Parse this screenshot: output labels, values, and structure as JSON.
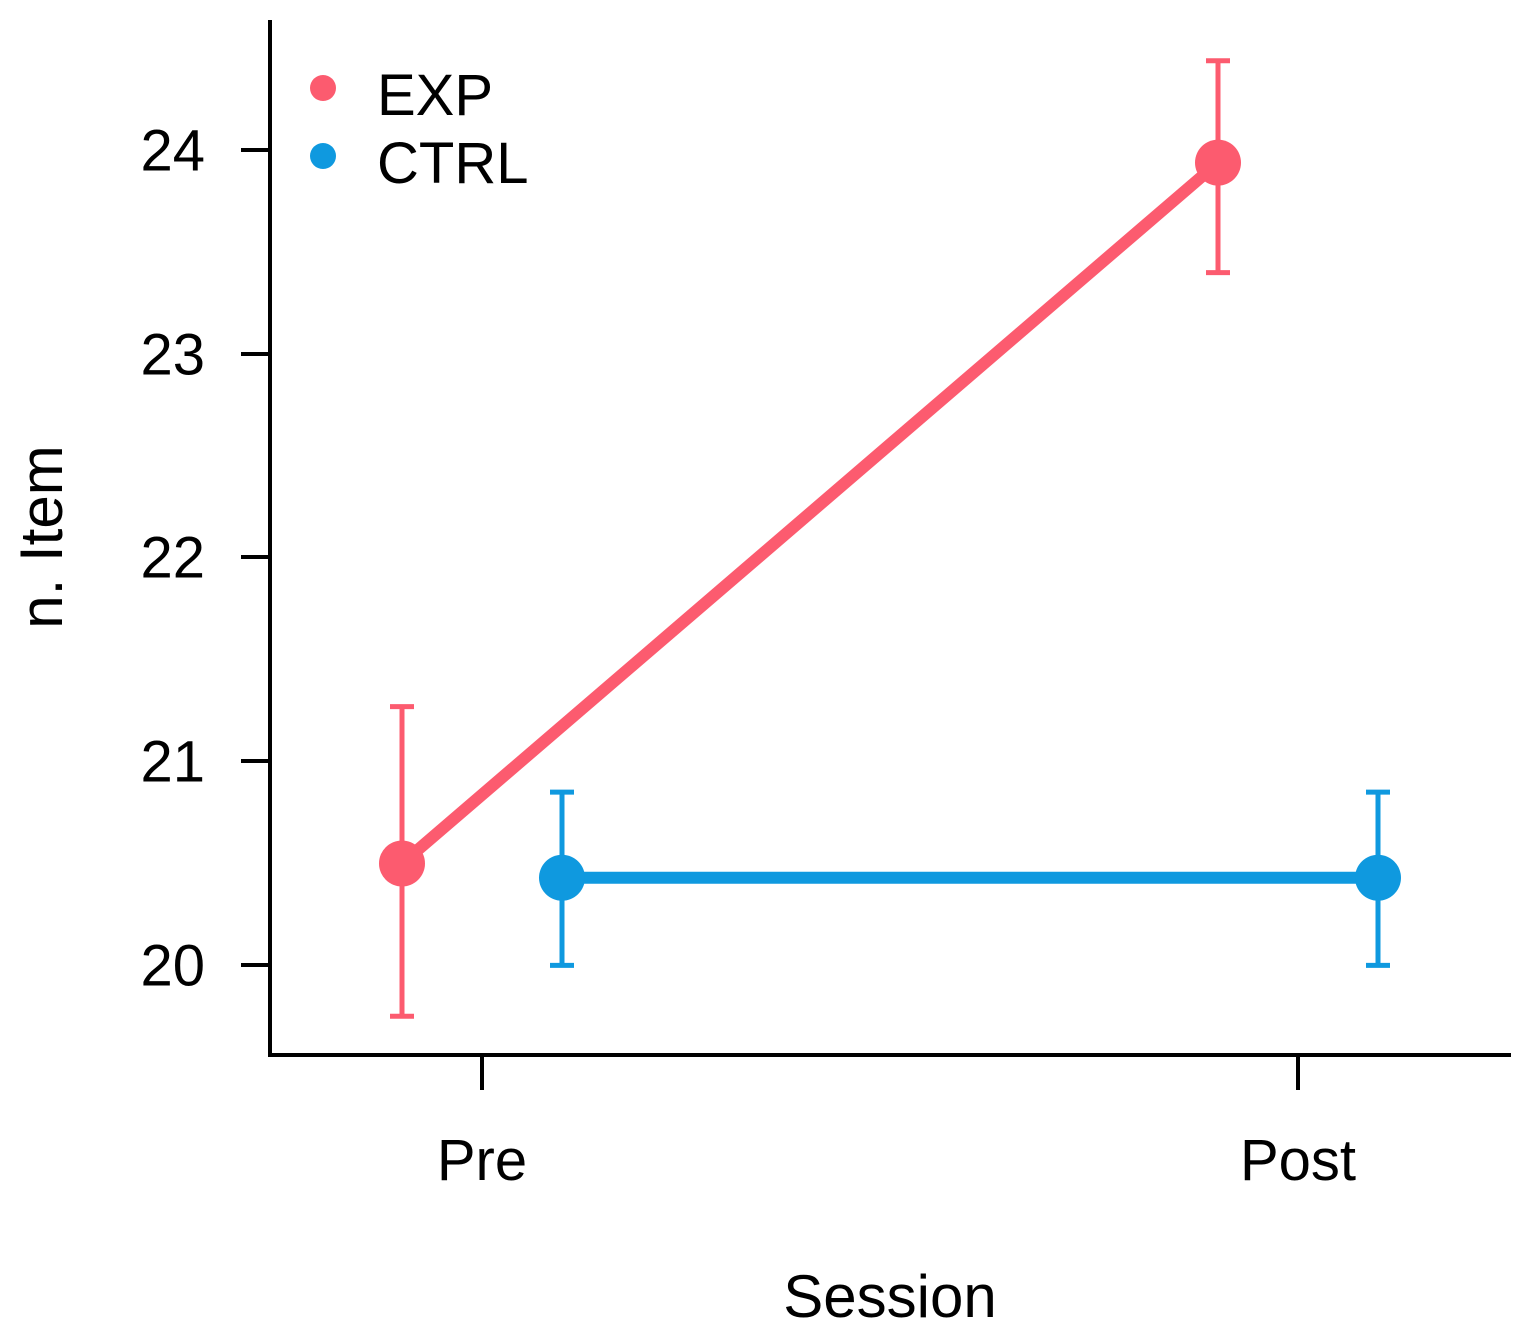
{
  "chart_data": {
    "type": "line",
    "title": "",
    "xlabel": "Session",
    "ylabel": "n. Item",
    "categories": [
      "Pre",
      "Post"
    ],
    "series": [
      {
        "name": "EXP",
        "color": "#FC5B6F",
        "values": [
          20.5,
          23.94
        ],
        "ci_lower": [
          19.75,
          23.4
        ],
        "ci_upper": [
          21.27,
          24.44
        ]
      },
      {
        "name": "CTRL",
        "color": "#0F99DF",
        "values": [
          20.43,
          20.43
        ],
        "ci_lower": [
          20.0,
          20.0
        ],
        "ci_upper": [
          20.85,
          20.85
        ]
      }
    ],
    "yticks": [
      20,
      21,
      22,
      23,
      24
    ],
    "ylim": [
      19.56,
      24.64
    ],
    "grid": false,
    "legend_position": "top-left",
    "points_dodged": "series offset horizontally around each category position",
    "axis_color": "#000000"
  }
}
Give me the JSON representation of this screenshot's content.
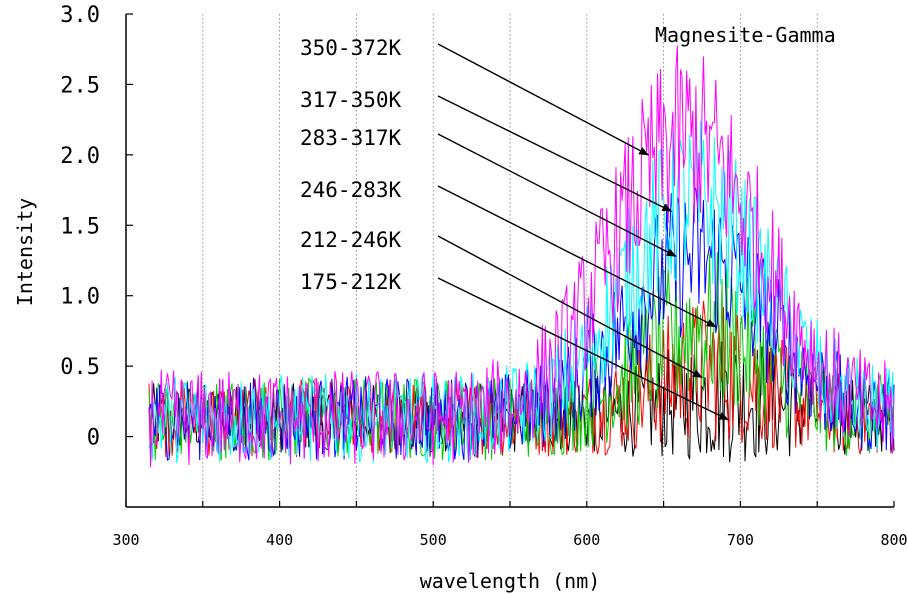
{
  "chart_data": {
    "type": "line",
    "title": "Magnesite-Gamma",
    "xlabel": "wavelength (nm)",
    "ylabel": "Intensity",
    "xlim": [
      300,
      800
    ],
    "ylim": [
      -0.5,
      3.0
    ],
    "x_ticks": [
      "300",
      "400",
      "500",
      "600",
      "700",
      "800"
    ],
    "y_ticks": [
      "0",
      "0.5",
      "1.0",
      "1.5",
      "2.0",
      "2.5",
      "3.0"
    ],
    "grid": "vertical dotted every 50 nm",
    "x_range": [
      315,
      800
    ],
    "series": [
      {
        "name": "350-372K",
        "color": "#ff00ff",
        "peak_x": 665,
        "peak_y": 2.0,
        "width": 48,
        "noise": 0.35,
        "arrow_to": [
          640,
          2.0
        ]
      },
      {
        "name": "317-350K",
        "color": "#00ffff",
        "peak_x": 670,
        "peak_y": 1.55,
        "width": 46,
        "noise": 0.32,
        "arrow_to": [
          655,
          1.6
        ]
      },
      {
        "name": "283-317K",
        "color": "#0000ff",
        "peak_x": 672,
        "peak_y": 1.15,
        "width": 45,
        "noise": 0.3,
        "arrow_to": [
          658,
          1.28
        ]
      },
      {
        "name": "246-283K",
        "color": "#00cc00",
        "peak_x": 675,
        "peak_y": 0.65,
        "width": 40,
        "noise": 0.3,
        "arrow_to": [
          684,
          0.78
        ]
      },
      {
        "name": "212-246K",
        "color": "#ff0000",
        "peak_x": 680,
        "peak_y": 0.35,
        "width": 38,
        "noise": 0.28,
        "arrow_to": [
          675,
          0.42
        ]
      },
      {
        "name": "175-212K",
        "color": "#000000",
        "peak_x": 690,
        "peak_y": 0.15,
        "width": 40,
        "noise": 0.25,
        "arrow_to": [
          692,
          0.12
        ]
      }
    ]
  }
}
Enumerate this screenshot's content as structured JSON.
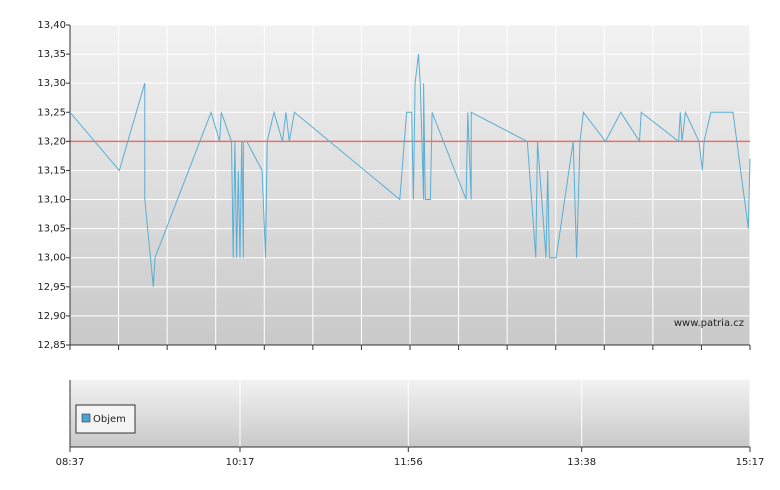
{
  "chart_data": [
    {
      "type": "line",
      "x": [
        "08:37",
        "09:06",
        "09:21",
        "09:21",
        "09:26",
        "09:27",
        "10:00",
        "10:05",
        "10:06",
        "10:12",
        "10:13",
        "10:14",
        "10:15",
        "10:16",
        "10:17",
        "10:18",
        "10:19",
        "10:19",
        "10:21",
        "10:30",
        "10:32",
        "10:33",
        "10:37",
        "10:42",
        "10:44",
        "10:46",
        "10:49",
        "11:51",
        "11:55",
        "11:58",
        "11:59",
        "12:00",
        "12:02",
        "12:03",
        "12:05",
        "12:05",
        "12:06",
        "12:09",
        "12:10",
        "12:30",
        "12:31",
        "12:33",
        "12:33",
        "13:06",
        "13:11",
        "13:12",
        "13:17",
        "13:18",
        "13:19",
        "13:23",
        "13:33",
        "13:35",
        "13:37",
        "13:39",
        "13:52",
        "14:01",
        "14:12",
        "14:13",
        "14:35",
        "14:36",
        "14:37",
        "14:39",
        "14:47",
        "14:49",
        "14:50",
        "14:54",
        "15:05",
        "15:07",
        "15:16",
        "15:17"
      ],
      "values": [
        13.25,
        13.15,
        13.3,
        13.1,
        12.95,
        13.0,
        13.25,
        13.2,
        13.25,
        13.2,
        13.0,
        13.2,
        13.0,
        13.15,
        13.0,
        13.2,
        13.0,
        13.2,
        13.2,
        13.15,
        13.0,
        13.2,
        13.25,
        13.2,
        13.25,
        13.2,
        13.25,
        13.1,
        13.25,
        13.25,
        13.1,
        13.3,
        13.35,
        13.3,
        13.1,
        13.3,
        13.1,
        13.1,
        13.25,
        13.1,
        13.25,
        13.1,
        13.25,
        13.2,
        13.0,
        13.2,
        13.0,
        13.15,
        13.0,
        13.0,
        13.2,
        13.0,
        13.2,
        13.25,
        13.2,
        13.25,
        13.2,
        13.25,
        13.2,
        13.25,
        13.2,
        13.25,
        13.2,
        13.15,
        13.2,
        13.25,
        13.25,
        13.25,
        13.05,
        13.17
      ],
      "color": "#5aaed4",
      "xlim": [
        "08:37",
        "15:17"
      ],
      "ylim": [
        12.85,
        13.4
      ],
      "yticks": [
        {
          "value": 12.85,
          "label": "12,85"
        },
        {
          "value": 12.9,
          "label": "12,90"
        },
        {
          "value": 12.95,
          "label": "12,95"
        },
        {
          "value": 13.0,
          "label": "13,00"
        },
        {
          "value": 13.05,
          "label": "13,05"
        },
        {
          "value": 13.1,
          "label": "13,10"
        },
        {
          "value": 13.15,
          "label": "13,15"
        },
        {
          "value": 13.2,
          "label": "13,20"
        },
        {
          "value": 13.25,
          "label": "13,25"
        },
        {
          "value": 13.3,
          "label": "13,30"
        },
        {
          "value": 13.35,
          "label": "13,35"
        },
        {
          "value": 13.4,
          "label": "13,40"
        }
      ],
      "reference_line": 13.2,
      "reference_color": "#e8706a",
      "annotation": "www.patria.cz",
      "grid": true
    },
    {
      "type": "bar",
      "series": [
        {
          "name": "Objem",
          "color": "#4ba3d4",
          "x": [],
          "values": []
        }
      ],
      "xlim": [
        "08:37",
        "15:17"
      ],
      "xticks": [
        "08:37",
        "10:17",
        "11:56",
        "13:38",
        "15:17"
      ],
      "legend": "upper left",
      "grid": true
    }
  ]
}
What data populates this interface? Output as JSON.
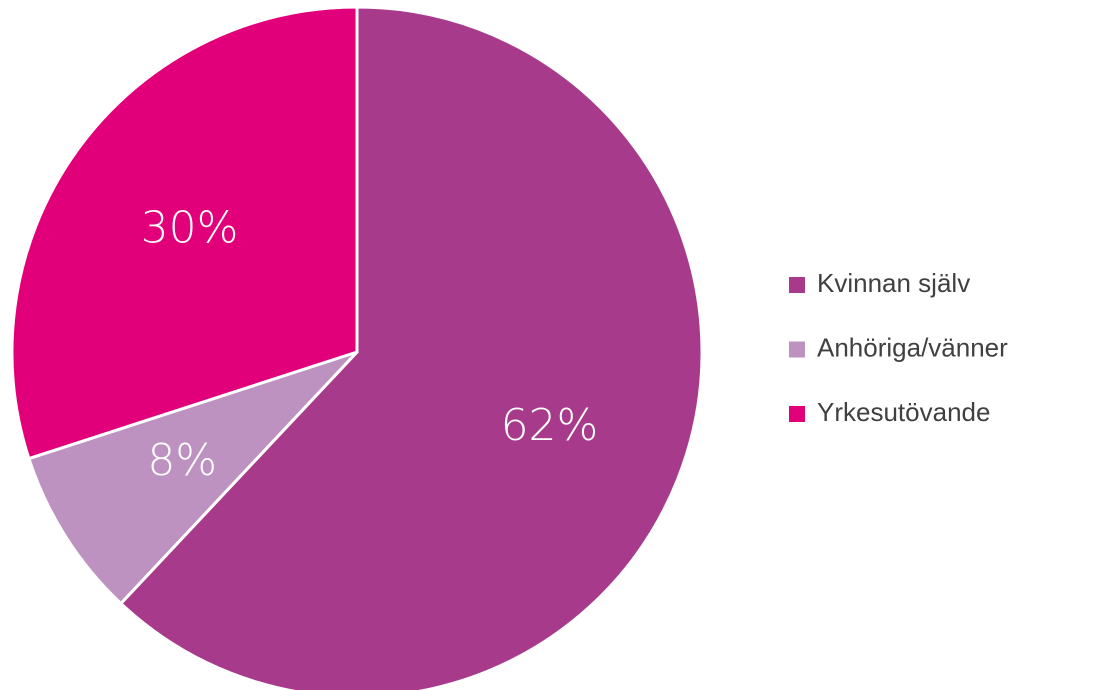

[INSTRUCTION]
Pictures in the records above should not be copied. Repeat everything else exactly.

[EXERCISE SOLUTION]
Parse this screenshot: output labels, values, and structure as JSON.
{
  "chart_data": {
    "type": "line",
    "title": "",
    "xlabel": "Session",
    "ylabel": "n. Item",
    "categories": [
      "Pre",
      "Post"
    ],
    "series": [
      {
        "name": "EXP",
        "color": "#FC5B6F",
        "values": [
          20.5,
          23.94
        ],
        "ci_lower": [
          19.75,
          23.4
        ],
        "ci_upper": [
          21.27,
          24.44
        ]
      },
      {
        "name": "CTRL",
        "color": "#0F99DF",
        "values": [
          20.43,
          20.43
        ],
        "ci_lower": [
          20.0,
          20.0
        ],
        "ci_upper": [
          20.85,
          20.85
        ]
      }
    ],
    "yticks": [
      20,
      21,
      22,
      23,
      24
    ],
    "ylim": [
      19.56,
      24.64
    ],
    "grid": false,
    "legend_position": "top-left",
    "points_dodged": "series offset horizontally around each category position",
    "axis_color": "#000000"
  }
}
Give me the JSON representation of this screenshot's content.
{
  "chart_data": {
    "type": "line",
    "title": "Magnesite-Gamma",
    "xlabel": "wavelength (nm)",
    "ylabel": "Intensity",
    "xlim": [
      300,
      800
    ],
    "ylim": [
      -0.5,
      3.0
    ],
    "x_ticks": [
      "300",
      "400",
      "500",
      "600",
      "700",
      "800"
    ],
    "y_ticks": [
      "0",
      "0.5",
      "1.0",
      "1.5",
      "2.0",
      "2.5",
      "3.0"
    ],
    "grid": "vertical dotted every 50 nm",
    "x_range": [
      315,
      800
    ],
    "series": [
      {
        "name": "350-372K",
        "color": "#ff00ff",
        "peak_x": 665,
        "peak_y": 2.0,
        "width": 48,
        "noise": 0.35,
        "arrow_to": [
          640,
          2.0
        ]
      },
      {
        "name": "317-350K",
        "color": "#00ffff",
        "peak_x": 670,
        "peak_y": 1.55,
        "width": 46,
        "noise": 0.32,
        "arrow_to": [
          655,
          1.6
        ]
      },
      {
        "name": "283-317K",
        "color": "#0000ff",
        "peak_x": 672,
        "peak_y": 1.15,
        "width": 45,
        "noise": 0.3,
        "arrow_to": [
          658,
          1.28
        ]
      },
      {
        "name": "246-283K",
        "color": "#00cc00",
        "peak_x": 675,
        "peak_y": 0.65,
        "width": 40,
        "noise": 0.3,
        "arrow_to": [
          684,
          0.78
        ]
      },
      {
        "name": "212-246K",
        "color": "#ff0000",
        "peak_x": 680,
        "peak_y": 0.35,
        "width": 38,
        "noise": 0.28,
        "arrow_to": [
          675,
          0.42
        ]
      },
      {
        "name": "175-212K",
        "color": "#000000",
        "peak_x": 690,
        "peak_y": 0.15,
        "width": 40,
        "noise": 0.25,
        "arrow_to": [
          692,
          0.12
        ]
      }
    ]
  }
}
Enumerate this screenshot's content as structured JSON.
{
  "chart_data": [
    {
      "type": "line",
      "x": [
        "08:37",
        "09:06",
        "09:21",
        "09:21",
        "09:26",
        "09:27",
        "10:00",
        "10:05",
        "10:06",
        "10:12",
        "10:13",
        "10:14",
        "10:15",
        "10:16",
        "10:17",
        "10:18",
        "10:19",
        "10:19",
        "10:21",
        "10:30",
        "10:32",
        "10:33",
        "10:37",
        "10:42",
        "10:44",
        "10:46",
        "10:49",
        "11:51",
        "11:55",
        "11:58",
        "11:59",
        "12:00",
        "12:02",
        "12:03",
        "12:05",
        "12:05",
        "12:06",
        "12:09",
        "12:10",
        "12:30",
        "12:31",
        "12:33",
        "12:33",
        "13:06",
        "13:11",
        "13:12",
        "13:17",
        "13:18",
        "13:19",
        "13:23",
        "13:33",
        "13:35",
        "13:37",
        "13:39",
        "13:52",
        "14:01",
        "14:12",
        "14:13",
        "14:35",
        "14:36",
        "14:37",
        "14:39",
        "14:47",
        "14:49",
        "14:50",
        "14:54",
        "15:05",
        "15:07",
        "15:16",
        "15:17"
      ],
      "values": [
        13.25,
        13.15,
        13.3,
        13.1,
        12.95,
        13.0,
        13.25,
        13.2,
        13.25,
        13.2,
        13.0,
        13.2,
        13.0,
        13.15,
        13.0,
        13.2,
        13.0,
        13.2,
        13.2,
        13.15,
        13.0,
        13.2,
        13.25,
        13.2,
        13.25,
        13.2,
        13.25,
        13.1,
        13.25,
        13.25,
        13.1,
        13.3,
        13.35,
        13.3,
        13.1,
        13.3,
        13.1,
        13.1,
        13.25,
        13.1,
        13.25,
        13.1,
        13.25,
        13.2,
        13.0,
        13.2,
        13.0,
        13.15,
        13.0,
        13.0,
        13.2,
        13.0,
        13.2,
        13.25,
        13.2,
        13.25,
        13.2,
        13.25,
        13.2,
        13.25,
        13.2,
        13.25,
        13.2,
        13.15,
        13.2,
        13.25,
        13.25,
        13.25,
        13.05,
        13.17
      ],
      "color": "#5aaed4",
      "xlim": [
        "08:37",
        "15:17"
      ],
      "ylim": [
        12.85,
        13.4
      ],
      "yticks": [
        {
          "value": 12.85,
          "label": "12,85"
        },
        {
          "value": 12.9,
          "label": "12,90"
        },
        {
          "value": 12.95,
          "label": "12,95"
        },
        {
          "value": 13.0,
          "label": "13,00"
        },
        {
          "value": 13.05,
          "label": "13,05"
        },
        {
          "value": 13.1,
          "label": "13,10"
        },
        {
          "value": 13.15,
          "label": "13,15"
        },
        {
          "value": 13.2,
          "label": "13,20"
        },
        {
          "value": 13.25,
          "label": "13,25"
        },
        {
          "value": 13.3,
          "label": "13,30"
        },
        {
          "value": 13.35,
          "label": "13,35"
        },
        {
          "value": 13.4,
          "label": "13,40"
        }
      ],
      "reference_line": 13.2,
      "reference_color": "#e8706a",
      "annotation": "www.patria.cz",
      "grid": true
    },
    {
      "type": "bar",
      "series": [
        {
          "name": "Objem",
          "color": "#4ba3d4",
          "x": [],
          "values": []
        }
      ],
      "xlim": [
        "08:37",
        "15:17"
      ],
      "xticks": [
        "08:37",
        "10:17",
        "11:56",
        "13:38",
        "15:17"
      ],
      "legend": "upper left",
      "grid": true
    }
  ]
}
What data populates this interface? Output as JSON.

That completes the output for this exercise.